■ WRITTEN INSTRUCTION
The records are to be restated in their entirety, word for word.

Collected data entries:
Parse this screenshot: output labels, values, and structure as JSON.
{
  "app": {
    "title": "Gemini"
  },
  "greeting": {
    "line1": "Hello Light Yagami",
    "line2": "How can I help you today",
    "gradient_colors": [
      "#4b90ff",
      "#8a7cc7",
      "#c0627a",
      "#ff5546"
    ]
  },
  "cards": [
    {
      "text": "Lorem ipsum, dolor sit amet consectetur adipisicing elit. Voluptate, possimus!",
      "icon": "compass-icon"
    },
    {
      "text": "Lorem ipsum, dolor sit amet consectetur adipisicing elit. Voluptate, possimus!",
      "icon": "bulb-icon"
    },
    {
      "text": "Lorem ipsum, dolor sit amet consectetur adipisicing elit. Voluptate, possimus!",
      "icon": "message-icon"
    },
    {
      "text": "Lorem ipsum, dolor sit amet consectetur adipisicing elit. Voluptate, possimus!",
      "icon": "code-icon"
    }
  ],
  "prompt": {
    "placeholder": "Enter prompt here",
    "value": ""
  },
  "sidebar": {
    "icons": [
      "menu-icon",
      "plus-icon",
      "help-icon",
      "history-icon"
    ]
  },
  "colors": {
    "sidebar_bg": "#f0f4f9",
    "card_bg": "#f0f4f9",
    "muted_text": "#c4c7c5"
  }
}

■ WRITTEN SOLUTION
Parse this screenshot: output labels, values, and structure as JSON.
{
  "app": {
    "title": "Gemini"
  },
  "greeting": {
    "line1": "Hello Light Yagami",
    "line2": "How can I help you today",
    "gradient_colors": [
      "#4b90ff",
      "#8a7cc7",
      "#c0627a",
      "#ff5546"
    ]
  },
  "cards": [
    {
      "text": "Lorem ipsum, dolor sit amet consectetur adipisicing elit. Voluptate, possimus!",
      "icon": "compass-icon"
    },
    {
      "text": "Lorem ipsum, dolor sit amet consectetur adipisicing elit. Voluptate, possimus!",
      "icon": "bulb-icon"
    },
    {
      "text": "Lorem ipsum, dolor sit amet consectetur adipisicing elit. Voluptate, possimus!",
      "icon": "message-icon"
    },
    {
      "text": "Lorem ipsum, dolor sit amet consectetur adipisicing elit. Voluptate, possimus!",
      "icon": "code-icon"
    }
  ],
  "prompt": {
    "placeholder": "Enter prompt here",
    "value": ""
  },
  "sidebar": {
    "icons": [
      "menu-icon",
      "plus-icon",
      "help-icon",
      "history-icon"
    ]
  },
  "colors": {
    "sidebar_bg": "#f0f4f9",
    "card_bg": "#f0f4f9",
    "muted_text": "#c4c7c5"
  }
}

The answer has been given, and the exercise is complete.